WRITTEN TASK 1
In the staff profile, which languages does Christine Leong speak?
WRITTEN TASK 2
Continue the staff profile from where it stops.

DOCUMENT EXCERPT
┄┄┄┄┄┄
Assistant Professor,Admissions Tutor,



Dr. Christine Leong graduated from the University of Nottingham with a Bsc(Hons) in Psychology, and a PhD in Psycholinguistic. Her doctoral research examined bottom-up and top-down speech perceptual disadvantages of Malaysian multilinguals, as well as methods to overcome these cognitive and neural disadvantages. Her current research interest lies in developmental trajectory of speech perception in multilingual society, aiming to understand and improve linguistic experience of young children. Christine is passionate about work that can leave a positive impact in others' life. She enjoys traveling, exploring new places and experiencing different cultures and she speaks Mandarin, Malay, English and Cantonese.

Expertise Summary

Enthusiastic academic in both research and teaching. Research interest in second language acquisition and developmental research. PhD in Applied Psycholinguistics, adapting laboratory training paradigms for use in applied domains. Experience designing and conducting long-term, cross-cultural studies. Most recent research work has included implementing psychological research methods to improve non-native English speech perception and production in multi-linguals.
┄┄┄┄┄┄
DATASET CONTENT
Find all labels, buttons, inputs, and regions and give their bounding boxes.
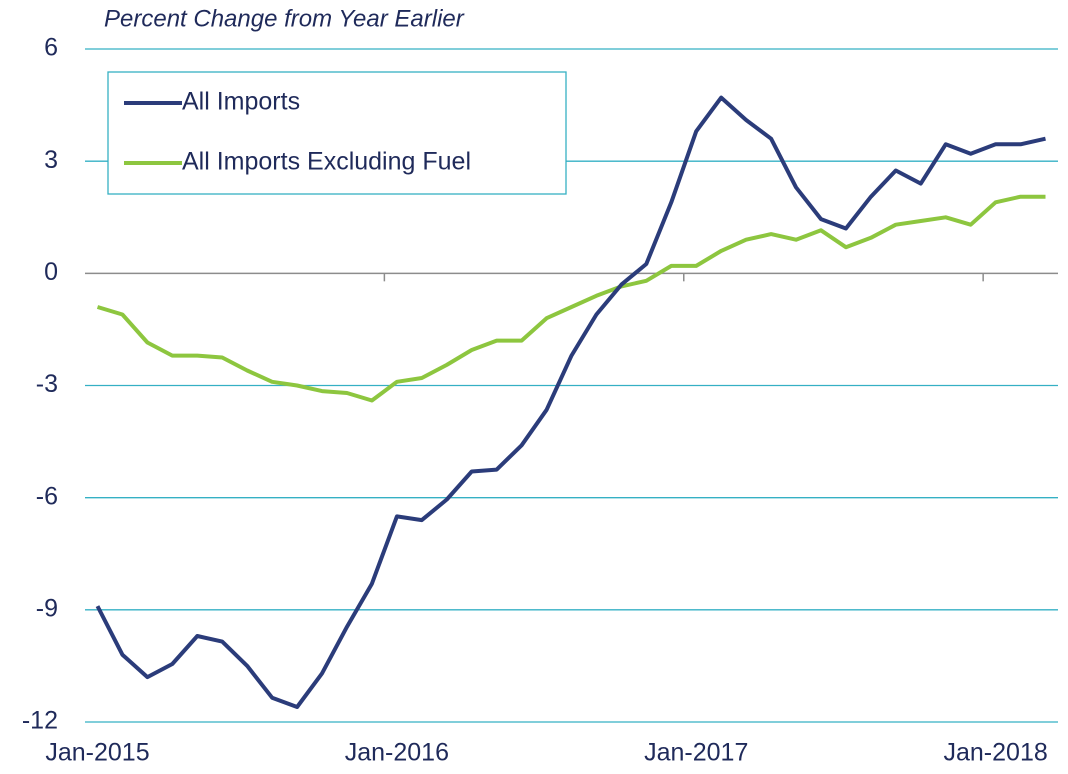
┄┄┄┄┄┄
EXPECTED OUTPUT 1
Mandarin, Malay, English and Cantonese.

EXPECTED OUTPUT 2
Teaching Summary

I am currently teaching or am involved in:

  1. PSGY/2010 Statistical Methods 2
  2. PSGY/1015 Practical Methods in Psychology
  3. PSGY/2011 Practical Methods in Psychology 2
  4. PSGY/2013 Social and Developmental Psychology
  5. PSGY/1013 Developmental Psychology
  6. PSGY/3028 Bilingualism

In my past institution, I had also taught:

Research Design and Analysis (BA in Psychology)

Introduction to Sociology (BA in Psychology)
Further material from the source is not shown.